• [Stated task]: Could you transcribe every record below exactly as written, leaving out any pictures?

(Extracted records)
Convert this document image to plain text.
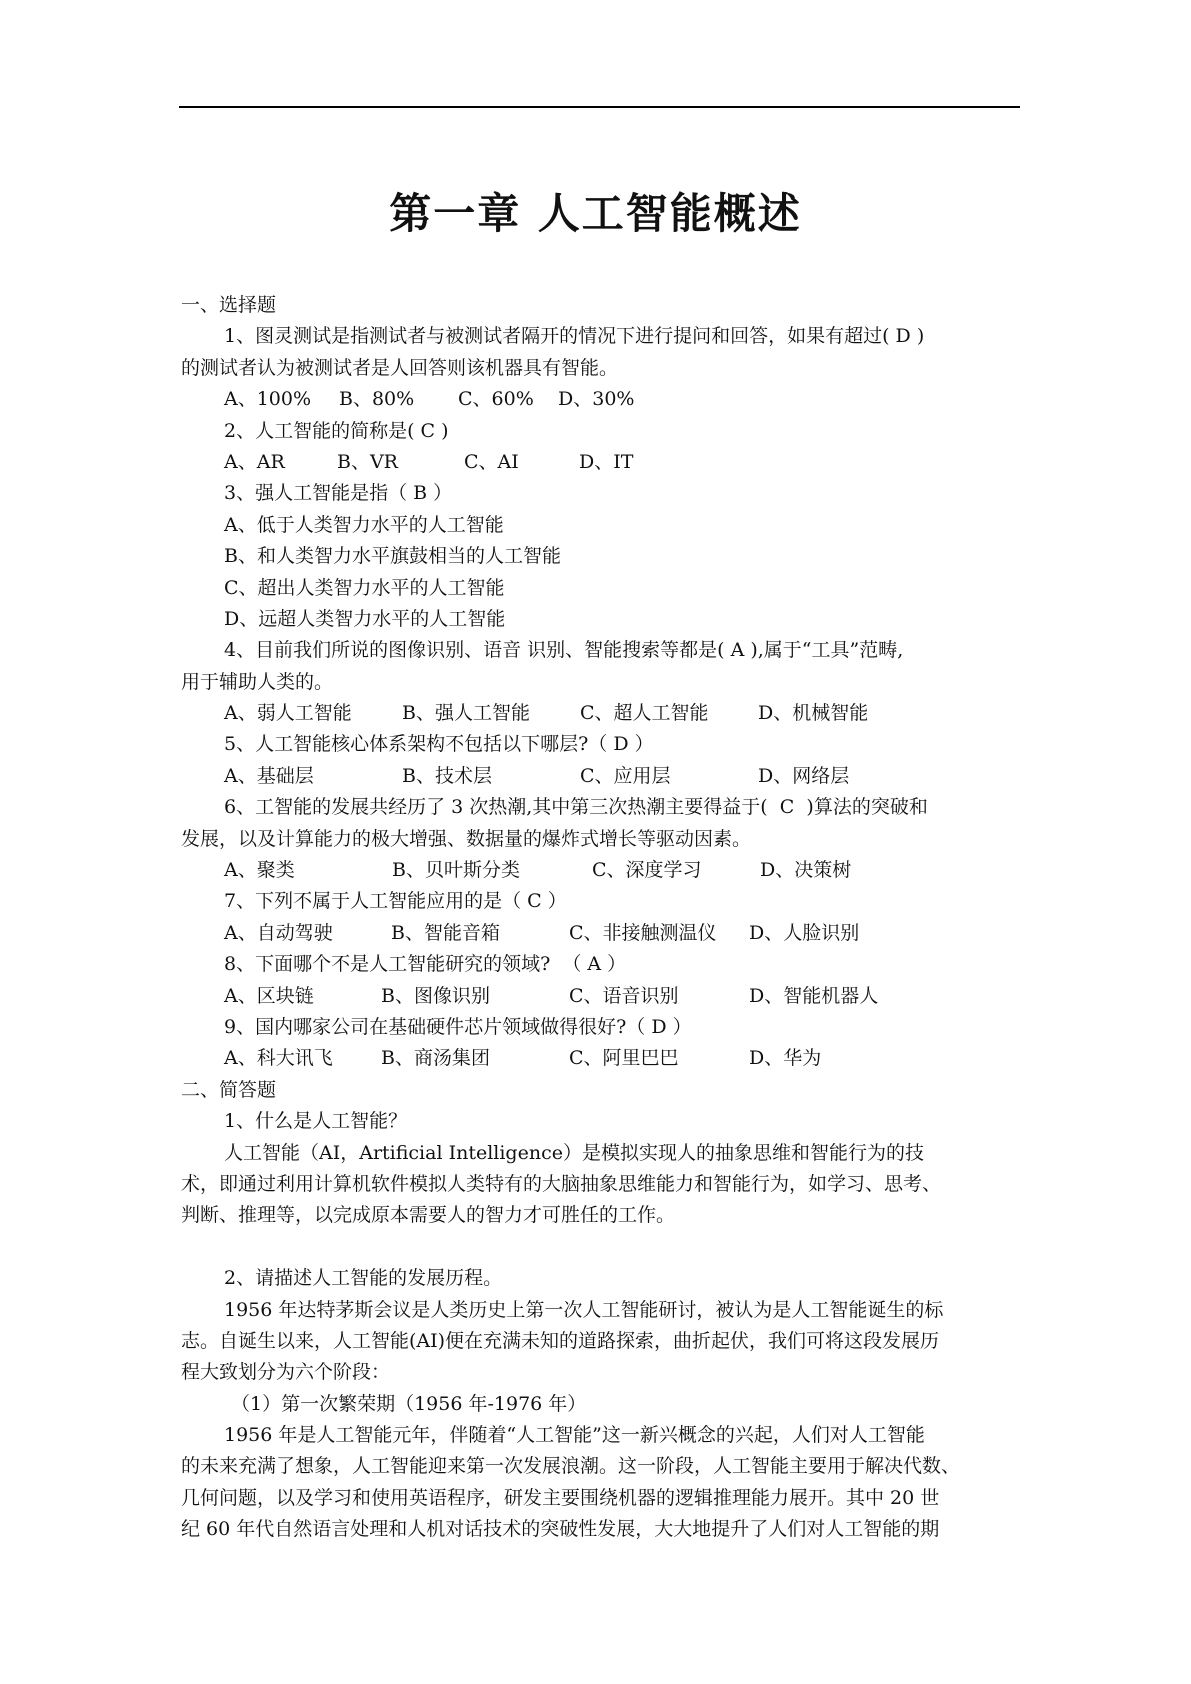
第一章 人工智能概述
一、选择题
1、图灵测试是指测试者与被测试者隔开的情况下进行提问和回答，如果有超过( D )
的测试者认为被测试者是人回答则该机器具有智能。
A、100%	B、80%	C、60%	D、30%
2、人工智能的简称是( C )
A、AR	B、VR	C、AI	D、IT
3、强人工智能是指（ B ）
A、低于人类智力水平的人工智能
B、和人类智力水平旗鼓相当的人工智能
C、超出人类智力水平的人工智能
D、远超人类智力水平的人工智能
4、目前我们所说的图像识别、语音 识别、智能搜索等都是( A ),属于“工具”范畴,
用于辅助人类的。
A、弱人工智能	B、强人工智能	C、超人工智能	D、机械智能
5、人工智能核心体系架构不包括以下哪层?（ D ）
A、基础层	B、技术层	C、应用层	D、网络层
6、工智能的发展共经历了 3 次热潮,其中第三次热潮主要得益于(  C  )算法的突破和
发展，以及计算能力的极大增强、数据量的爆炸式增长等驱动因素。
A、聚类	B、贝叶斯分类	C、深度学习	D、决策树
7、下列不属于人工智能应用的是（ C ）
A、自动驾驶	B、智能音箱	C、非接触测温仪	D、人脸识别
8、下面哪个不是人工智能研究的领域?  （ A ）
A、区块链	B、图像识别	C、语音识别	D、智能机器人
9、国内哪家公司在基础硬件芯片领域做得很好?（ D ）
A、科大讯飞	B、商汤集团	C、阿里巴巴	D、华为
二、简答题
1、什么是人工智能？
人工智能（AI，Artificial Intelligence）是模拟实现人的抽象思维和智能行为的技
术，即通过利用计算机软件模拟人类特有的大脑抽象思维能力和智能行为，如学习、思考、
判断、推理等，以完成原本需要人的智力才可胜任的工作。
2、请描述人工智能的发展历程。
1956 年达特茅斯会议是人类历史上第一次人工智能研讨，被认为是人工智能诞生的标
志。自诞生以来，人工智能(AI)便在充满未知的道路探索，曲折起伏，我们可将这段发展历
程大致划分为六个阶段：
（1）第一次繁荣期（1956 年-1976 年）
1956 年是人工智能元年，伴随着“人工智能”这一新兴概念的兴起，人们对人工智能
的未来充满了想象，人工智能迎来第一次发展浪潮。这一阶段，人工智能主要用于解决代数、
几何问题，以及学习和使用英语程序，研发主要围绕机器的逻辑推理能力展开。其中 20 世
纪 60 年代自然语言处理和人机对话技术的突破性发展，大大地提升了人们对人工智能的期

• [Written response]:
Convert this document image to plain text.
第一章 人工智能概述
一、选择题
1、图灵测试是指测试者与被测试者隔开的情况下进行提问和回答，如果有超过( D )
的测试者认为被测试者是人回答则该机器具有智能。
A、100%	B、80%	C、60%	D、30%
2、人工智能的简称是( C )
A、AR	B、VR	C、AI	D、IT
3、强人工智能是指（ B ）
A、低于人类智力水平的人工智能
B、和人类智力水平旗鼓相当的人工智能
C、超出人类智力水平的人工智能
D、远超人类智力水平的人工智能
4、目前我们所说的图像识别、语音 识别、智能搜索等都是( A ),属于“工具”范畴,
用于辅助人类的。
A、弱人工智能	B、强人工智能	C、超人工智能	D、机械智能
5、人工智能核心体系架构不包括以下哪层?（ D ）
A、基础层	B、技术层	C、应用层	D、网络层
6、工智能的发展共经历了 3 次热潮,其中第三次热潮主要得益于(  C  )算法的突破和
发展，以及计算能力的极大增强、数据量的爆炸式增长等驱动因素。
A、聚类	B、贝叶斯分类	C、深度学习	D、决策树
7、下列不属于人工智能应用的是（ C ）
A、自动驾驶	B、智能音箱	C、非接触测温仪	D、人脸识别
8、下面哪个不是人工智能研究的领域?  （ A ）
A、区块链	B、图像识别	C、语音识别	D、智能机器人
9、国内哪家公司在基础硬件芯片领域做得很好?（ D ）
A、科大讯飞	B、商汤集团	C、阿里巴巴	D、华为
二、简答题
1、什么是人工智能？
人工智能（AI，Artificial Intelligence）是模拟实现人的抽象思维和智能行为的技
术，即通过利用计算机软件模拟人类特有的大脑抽象思维能力和智能行为，如学习、思考、
判断、推理等，以完成原本需要人的智力才可胜任的工作。
2、请描述人工智能的发展历程。
1956 年达特茅斯会议是人类历史上第一次人工智能研讨，被认为是人工智能诞生的标
志。自诞生以来，人工智能(AI)便在充满未知的道路探索，曲折起伏，我们可将这段发展历
程大致划分为六个阶段：
（1）第一次繁荣期（1956 年-1976 年）
1956 年是人工智能元年，伴随着“人工智能”这一新兴概念的兴起，人们对人工智能
的未来充满了想象，人工智能迎来第一次发展浪潮。这一阶段，人工智能主要用于解决代数、
几何问题，以及学习和使用英语程序，研发主要围绕机器的逻辑推理能力展开。其中 20 世
纪 60 年代自然语言处理和人机对话技术的突破性发展，大大地提升了人们对人工智能的期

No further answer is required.